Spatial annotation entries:
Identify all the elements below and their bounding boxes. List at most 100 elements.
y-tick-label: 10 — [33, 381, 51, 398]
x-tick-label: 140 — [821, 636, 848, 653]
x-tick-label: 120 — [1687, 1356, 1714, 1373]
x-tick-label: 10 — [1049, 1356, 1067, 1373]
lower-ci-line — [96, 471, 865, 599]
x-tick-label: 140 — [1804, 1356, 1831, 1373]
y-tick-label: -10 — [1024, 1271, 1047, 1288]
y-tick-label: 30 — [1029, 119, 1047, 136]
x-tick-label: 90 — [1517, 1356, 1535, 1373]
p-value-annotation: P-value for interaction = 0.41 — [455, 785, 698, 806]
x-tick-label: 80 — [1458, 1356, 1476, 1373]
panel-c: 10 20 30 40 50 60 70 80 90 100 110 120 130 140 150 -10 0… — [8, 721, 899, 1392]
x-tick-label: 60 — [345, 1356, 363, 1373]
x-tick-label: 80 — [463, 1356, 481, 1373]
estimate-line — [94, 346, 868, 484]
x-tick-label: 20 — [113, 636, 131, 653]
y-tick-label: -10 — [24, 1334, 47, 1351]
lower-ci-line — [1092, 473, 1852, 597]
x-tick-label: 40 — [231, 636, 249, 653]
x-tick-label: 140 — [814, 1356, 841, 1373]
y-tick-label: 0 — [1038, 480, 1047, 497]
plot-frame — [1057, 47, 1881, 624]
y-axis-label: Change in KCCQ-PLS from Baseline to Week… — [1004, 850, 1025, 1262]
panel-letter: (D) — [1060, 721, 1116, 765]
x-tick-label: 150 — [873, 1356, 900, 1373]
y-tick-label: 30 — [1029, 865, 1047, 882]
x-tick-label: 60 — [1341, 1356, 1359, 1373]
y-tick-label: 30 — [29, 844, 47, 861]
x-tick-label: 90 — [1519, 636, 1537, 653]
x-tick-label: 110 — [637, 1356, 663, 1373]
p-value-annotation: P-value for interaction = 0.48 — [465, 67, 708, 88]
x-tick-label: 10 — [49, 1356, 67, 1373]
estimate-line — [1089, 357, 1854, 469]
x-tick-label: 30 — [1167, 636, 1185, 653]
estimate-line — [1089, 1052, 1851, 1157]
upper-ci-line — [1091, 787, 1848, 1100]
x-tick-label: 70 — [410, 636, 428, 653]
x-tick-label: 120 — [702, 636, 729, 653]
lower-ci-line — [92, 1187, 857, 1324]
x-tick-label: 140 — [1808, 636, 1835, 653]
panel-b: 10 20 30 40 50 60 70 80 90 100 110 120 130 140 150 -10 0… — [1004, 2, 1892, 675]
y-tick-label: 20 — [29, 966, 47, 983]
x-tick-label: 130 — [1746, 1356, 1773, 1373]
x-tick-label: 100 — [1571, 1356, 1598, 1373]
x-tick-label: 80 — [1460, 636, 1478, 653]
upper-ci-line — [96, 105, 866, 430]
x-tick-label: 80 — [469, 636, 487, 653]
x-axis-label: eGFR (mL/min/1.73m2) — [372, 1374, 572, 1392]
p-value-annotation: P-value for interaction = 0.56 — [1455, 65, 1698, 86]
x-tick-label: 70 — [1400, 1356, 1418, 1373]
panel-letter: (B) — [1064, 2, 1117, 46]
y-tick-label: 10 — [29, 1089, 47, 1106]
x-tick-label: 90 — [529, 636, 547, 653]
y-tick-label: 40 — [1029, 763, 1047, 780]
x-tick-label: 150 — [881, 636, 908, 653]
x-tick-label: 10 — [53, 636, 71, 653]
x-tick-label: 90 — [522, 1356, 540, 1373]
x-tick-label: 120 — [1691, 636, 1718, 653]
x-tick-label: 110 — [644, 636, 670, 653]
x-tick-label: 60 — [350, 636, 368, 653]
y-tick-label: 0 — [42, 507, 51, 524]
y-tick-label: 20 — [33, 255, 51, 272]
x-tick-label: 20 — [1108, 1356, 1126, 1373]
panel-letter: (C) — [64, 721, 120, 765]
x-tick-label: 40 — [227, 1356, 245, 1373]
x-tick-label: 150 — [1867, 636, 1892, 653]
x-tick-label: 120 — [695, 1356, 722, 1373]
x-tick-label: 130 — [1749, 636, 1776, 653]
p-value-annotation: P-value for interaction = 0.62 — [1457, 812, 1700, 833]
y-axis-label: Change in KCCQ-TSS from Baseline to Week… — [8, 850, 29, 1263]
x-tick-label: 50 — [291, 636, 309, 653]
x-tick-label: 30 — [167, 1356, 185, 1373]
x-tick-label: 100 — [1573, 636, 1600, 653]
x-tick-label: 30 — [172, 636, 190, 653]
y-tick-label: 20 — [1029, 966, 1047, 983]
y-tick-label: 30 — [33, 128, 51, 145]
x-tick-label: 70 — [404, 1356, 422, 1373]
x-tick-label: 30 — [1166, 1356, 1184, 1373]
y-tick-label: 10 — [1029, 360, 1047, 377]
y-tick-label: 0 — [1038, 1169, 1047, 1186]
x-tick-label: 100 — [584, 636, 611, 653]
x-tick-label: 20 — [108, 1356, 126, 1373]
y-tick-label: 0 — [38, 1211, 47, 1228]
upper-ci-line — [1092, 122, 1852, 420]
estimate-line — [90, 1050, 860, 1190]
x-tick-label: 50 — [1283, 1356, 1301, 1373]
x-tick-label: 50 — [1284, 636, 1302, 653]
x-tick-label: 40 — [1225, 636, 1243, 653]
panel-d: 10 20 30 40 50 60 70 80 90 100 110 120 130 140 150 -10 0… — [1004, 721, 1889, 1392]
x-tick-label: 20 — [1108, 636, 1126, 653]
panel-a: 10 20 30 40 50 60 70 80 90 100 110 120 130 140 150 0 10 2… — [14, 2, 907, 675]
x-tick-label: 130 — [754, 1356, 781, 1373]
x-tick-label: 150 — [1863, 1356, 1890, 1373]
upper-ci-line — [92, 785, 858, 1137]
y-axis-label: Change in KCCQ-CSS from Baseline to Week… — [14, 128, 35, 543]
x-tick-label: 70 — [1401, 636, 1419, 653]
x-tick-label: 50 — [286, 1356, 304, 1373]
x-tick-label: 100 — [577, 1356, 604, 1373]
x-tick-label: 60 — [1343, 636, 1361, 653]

What you should do
Reproduce the data above word for word, from its first line through the line containing "plot-frame — [1057, 47, 1881, 624]", with both of those lines included.

Solution to this problem
Identify all the elements below and their bounding boxes. List at most 100 elements.
y-tick-label: 10 — [33, 381, 51, 398]
x-tick-label: 140 — [821, 636, 848, 653]
x-tick-label: 120 — [1687, 1356, 1714, 1373]
x-tick-label: 10 — [1049, 1356, 1067, 1373]
lower-ci-line — [96, 471, 865, 599]
x-tick-label: 140 — [1804, 1356, 1831, 1373]
y-tick-label: -10 — [1024, 1271, 1047, 1288]
y-tick-label: 30 — [1029, 119, 1047, 136]
x-tick-label: 90 — [1517, 1356, 1535, 1373]
p-value-annotation: P-value for interaction = 0.41 — [455, 785, 698, 806]
x-tick-label: 80 — [1458, 1356, 1476, 1373]
panel-c: 10 20 30 40 50 60 70 80 90 100 110 120 130 140 150 -10 0… — [8, 721, 899, 1392]
x-tick-label: 60 — [345, 1356, 363, 1373]
x-tick-label: 80 — [463, 1356, 481, 1373]
estimate-line — [94, 346, 868, 484]
x-tick-label: 20 — [113, 636, 131, 653]
y-tick-label: -10 — [24, 1334, 47, 1351]
lower-ci-line — [1092, 473, 1852, 597]
x-tick-label: 40 — [231, 636, 249, 653]
x-tick-label: 140 — [814, 1356, 841, 1373]
y-tick-label: 0 — [1038, 480, 1047, 497]
plot-frame — [1057, 47, 1881, 624]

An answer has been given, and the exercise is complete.